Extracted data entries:
## Start

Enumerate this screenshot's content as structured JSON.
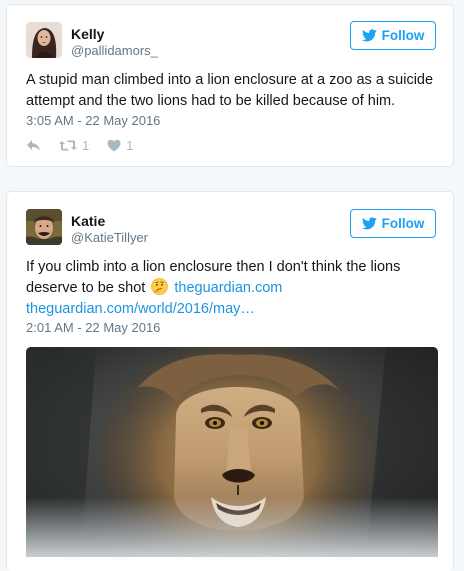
{
  "tweets": [
    {
      "name": "Kelly",
      "handle": "@pallidamors_",
      "follow_label": "Follow",
      "text": "A stupid man climbed into a lion enclosure at a zoo as a suicide attempt and the two lions had to be killed because of him.",
      "timestamp": "3:05 AM - 22 May 2016",
      "retweets": "1",
      "likes": "1"
    },
    {
      "name": "Katie",
      "handle": "@KatieTillyer",
      "follow_label": "Follow",
      "text_before_emoji": "If you climb into a lion enclosure then I don't think the lions deserve to be shot",
      "link_domain": "theguardian.com",
      "link_url": "theguardian.com/world/2016/may…",
      "timestamp": "2:01 AM - 22 May 2016"
    }
  ],
  "colors": {
    "accent": "#1da1f2",
    "link": "#1b95e0",
    "muted": "#657786",
    "icon": "#aab8c2"
  },
  "icons": {
    "follow": "twitter-bird-icon",
    "reply": "reply-icon",
    "retweet": "retweet-icon",
    "like": "heart-icon",
    "emoji": "thinking-face-emoji"
  }
}
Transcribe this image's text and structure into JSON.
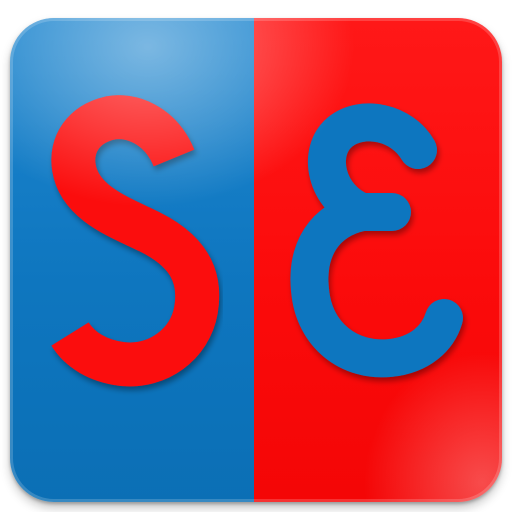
{
  "logo": {
    "text": "SE",
    "left_glyph": "S",
    "right_glyph": "E",
    "colors": {
      "blue": "#0e76bf",
      "red": "#fb0b0b",
      "background": "#ffffff"
    }
  }
}
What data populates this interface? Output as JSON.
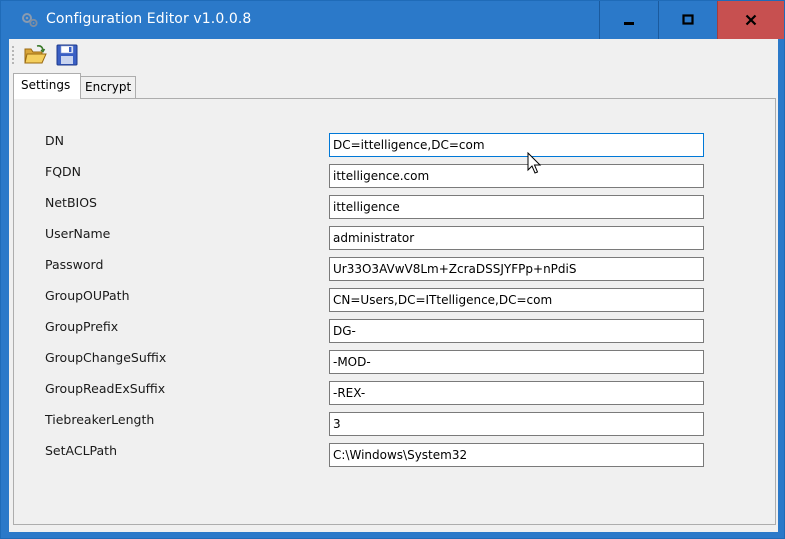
{
  "window": {
    "title": "Configuration Editor v1.0.0.8",
    "controls": {
      "minimize": "minimize",
      "maximize": "maximize",
      "close": "close"
    }
  },
  "toolbar": {
    "open_icon": "open-folder-icon",
    "save_icon": "floppy-disk-icon"
  },
  "tabs": [
    {
      "label": "Settings",
      "active": true
    },
    {
      "label": "Encrypt",
      "active": false
    }
  ],
  "settings": [
    {
      "label": "DN",
      "value": "DC=ittelligence,DC=com"
    },
    {
      "label": "FQDN",
      "value": "ittelligence.com"
    },
    {
      "label": "NetBIOS",
      "value": "ittelligence"
    },
    {
      "label": "UserName",
      "value": "administrator"
    },
    {
      "label": "Password",
      "value": "Ur33O3AVwV8Lm+ZcraDSSJYFPp+nPdiS"
    },
    {
      "label": "GroupOUPath",
      "value": "CN=Users,DC=ITtelligence,DC=com"
    },
    {
      "label": "GroupPrefix",
      "value": "DG-"
    },
    {
      "label": "GroupChangeSuffix",
      "value": "-MOD-"
    },
    {
      "label": "GroupReadExSuffix",
      "value": "-REX-"
    },
    {
      "label": "TiebreakerLength",
      "value": "3"
    },
    {
      "label": "SetACLPath",
      "value": "C:\\Windows\\System32"
    }
  ],
  "colors": {
    "titlebar": "#2b79c9",
    "close_button": "#c75050",
    "client_bg": "#f0f0f0"
  }
}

## End

» **Set problem**:
Track down every line of the material containing the string "enclosure", and copy it.

» **Reply to the exercise**:
      "text": "A stupid man climbed into a lion enclosure at a zoo as a suicide attempt and the two lions had to be killed because of him.",
      "text_before_emoji": "If you climb into a lion enclosure then I don't think the lions deserve to be shot",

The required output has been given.